[Set task]:
Gather up all lines that carry the word "esim".

***** Provided records

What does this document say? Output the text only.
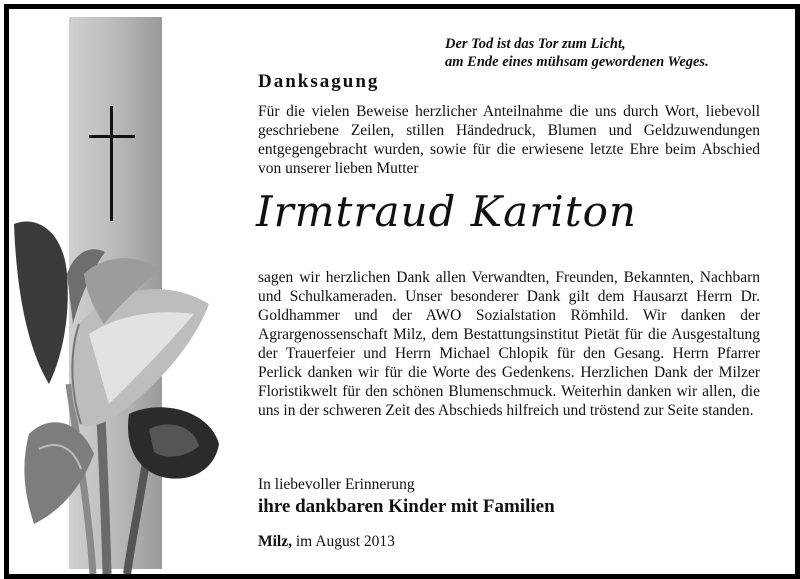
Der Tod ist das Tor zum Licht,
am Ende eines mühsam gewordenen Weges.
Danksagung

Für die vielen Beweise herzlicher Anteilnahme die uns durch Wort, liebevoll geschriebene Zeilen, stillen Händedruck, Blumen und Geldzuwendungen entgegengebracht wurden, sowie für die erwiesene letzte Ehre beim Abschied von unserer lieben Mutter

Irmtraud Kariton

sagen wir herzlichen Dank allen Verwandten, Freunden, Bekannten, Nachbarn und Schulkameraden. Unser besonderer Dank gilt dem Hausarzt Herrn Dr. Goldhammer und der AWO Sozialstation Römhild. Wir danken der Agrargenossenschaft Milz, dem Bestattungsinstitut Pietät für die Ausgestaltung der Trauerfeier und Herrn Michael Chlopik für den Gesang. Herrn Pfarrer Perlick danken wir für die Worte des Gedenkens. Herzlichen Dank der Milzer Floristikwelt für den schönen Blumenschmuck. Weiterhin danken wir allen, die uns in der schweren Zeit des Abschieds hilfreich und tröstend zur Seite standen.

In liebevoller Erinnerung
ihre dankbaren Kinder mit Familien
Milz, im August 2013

**********
***** Provided records

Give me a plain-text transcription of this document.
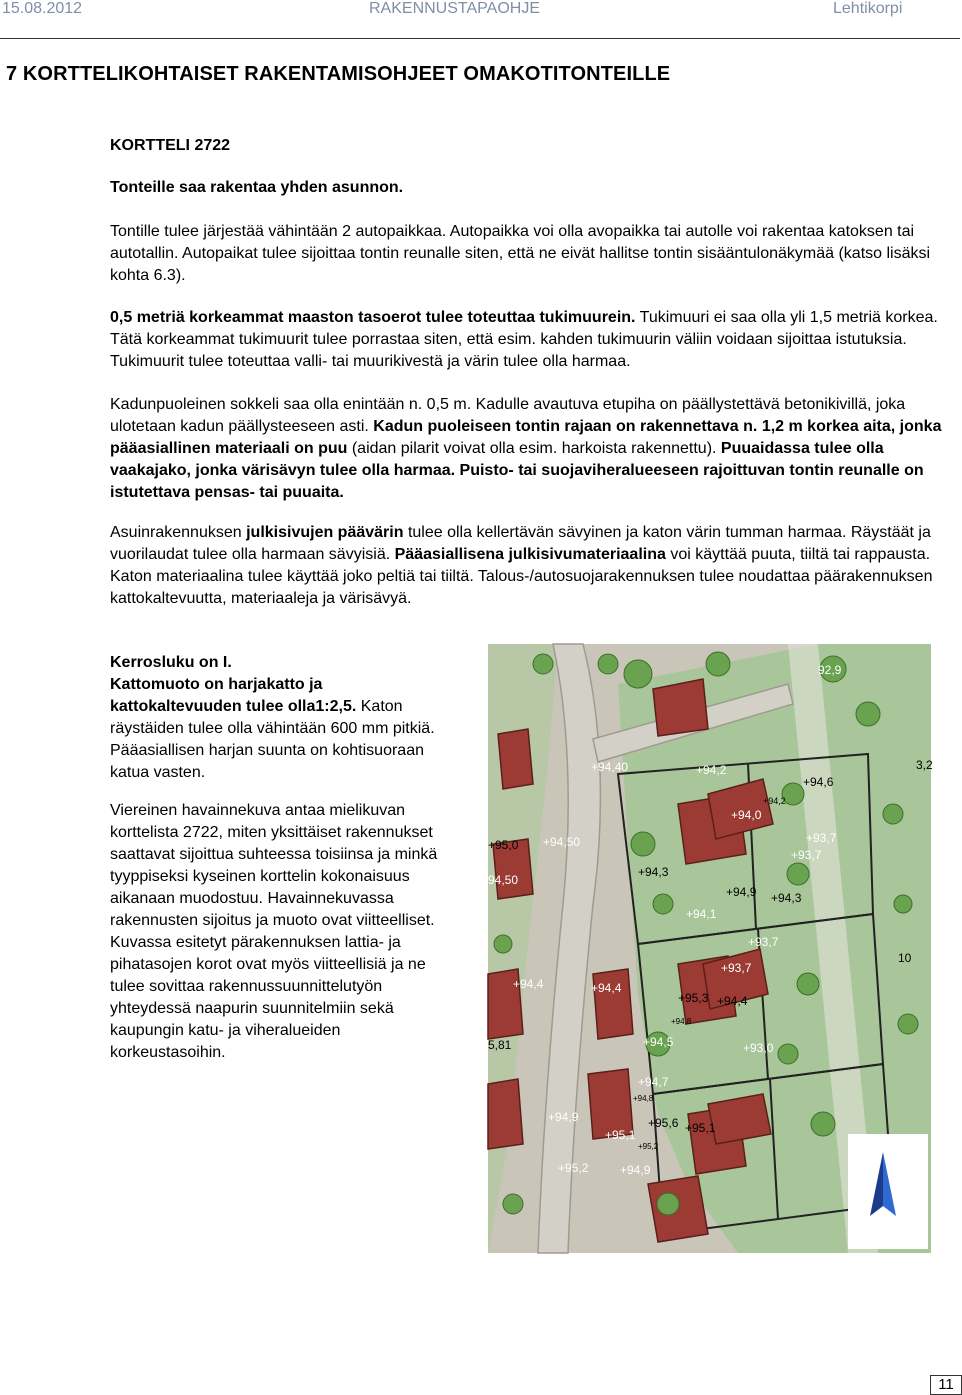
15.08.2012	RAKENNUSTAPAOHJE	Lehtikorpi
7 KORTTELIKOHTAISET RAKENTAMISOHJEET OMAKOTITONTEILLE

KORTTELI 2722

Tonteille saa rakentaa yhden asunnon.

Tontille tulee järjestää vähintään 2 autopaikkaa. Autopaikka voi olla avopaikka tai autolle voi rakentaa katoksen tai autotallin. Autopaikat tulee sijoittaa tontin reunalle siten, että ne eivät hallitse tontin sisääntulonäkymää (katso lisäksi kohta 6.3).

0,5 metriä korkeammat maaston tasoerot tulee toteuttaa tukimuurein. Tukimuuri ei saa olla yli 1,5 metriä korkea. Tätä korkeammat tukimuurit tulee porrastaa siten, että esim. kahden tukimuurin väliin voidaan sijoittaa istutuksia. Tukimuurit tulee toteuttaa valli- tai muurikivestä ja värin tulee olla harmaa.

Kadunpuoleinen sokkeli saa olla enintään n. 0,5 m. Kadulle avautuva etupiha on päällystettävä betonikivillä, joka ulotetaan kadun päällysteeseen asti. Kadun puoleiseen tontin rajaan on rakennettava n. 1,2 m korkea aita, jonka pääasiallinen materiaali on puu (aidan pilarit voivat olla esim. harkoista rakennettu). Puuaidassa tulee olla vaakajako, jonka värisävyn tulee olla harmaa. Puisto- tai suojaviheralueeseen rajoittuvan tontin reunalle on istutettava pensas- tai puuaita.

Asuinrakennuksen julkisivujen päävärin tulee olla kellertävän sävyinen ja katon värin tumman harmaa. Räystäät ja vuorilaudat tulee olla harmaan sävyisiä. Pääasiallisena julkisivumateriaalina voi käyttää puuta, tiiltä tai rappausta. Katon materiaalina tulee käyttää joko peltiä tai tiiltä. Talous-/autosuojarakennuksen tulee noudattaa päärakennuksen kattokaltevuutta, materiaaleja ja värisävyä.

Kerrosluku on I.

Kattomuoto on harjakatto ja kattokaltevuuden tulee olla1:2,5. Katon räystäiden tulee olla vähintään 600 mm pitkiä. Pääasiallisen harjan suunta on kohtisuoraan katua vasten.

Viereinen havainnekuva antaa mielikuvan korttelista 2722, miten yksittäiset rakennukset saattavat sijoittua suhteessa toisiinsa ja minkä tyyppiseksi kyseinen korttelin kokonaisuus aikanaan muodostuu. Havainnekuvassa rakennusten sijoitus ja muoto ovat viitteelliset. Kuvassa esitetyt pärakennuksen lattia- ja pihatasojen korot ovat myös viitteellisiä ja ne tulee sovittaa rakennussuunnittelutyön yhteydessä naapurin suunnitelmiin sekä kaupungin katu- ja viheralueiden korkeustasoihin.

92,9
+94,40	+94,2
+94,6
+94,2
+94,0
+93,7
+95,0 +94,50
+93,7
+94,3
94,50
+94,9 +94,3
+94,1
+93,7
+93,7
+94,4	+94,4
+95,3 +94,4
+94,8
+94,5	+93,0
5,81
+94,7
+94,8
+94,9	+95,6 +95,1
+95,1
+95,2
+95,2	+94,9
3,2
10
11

**********

[Result below]:
0,5 metriä korkeammat maaston tasoerot tulee toteuttaa tukimuurein. Tukimuuri ei saa olla yli 1,5 metriä korkea. Tätä korkeammat tukimuurit tulee porrastaa siten, että esim. kahden tukimuurin väliin voidaan sijoittaa istutuksia. Tukimuurit tulee toteuttaa valli- tai muurikivestä ja värin tulee olla harmaa.
Kadunpuoleinen sokkeli saa olla enintään n. 0,5 m. Kadulle avautuva etupiha on päällystettävä betonikivillä, joka ulotetaan kadun päällysteeseen asti. Kadun puoleiseen tontin rajaan on rakennettava n. 1,2 m korkea aita, jonka pääasiallinen materiaali on puu (aidan pilarit voivat olla esim. harkoista rakennettu). Puuaidassa tulee olla vaakajako, jonka värisävyn tulee olla harmaa. Puisto- tai suojaviheralueeseen rajoittuvan tontin reunalle on istutettava pensas- tai puuaita.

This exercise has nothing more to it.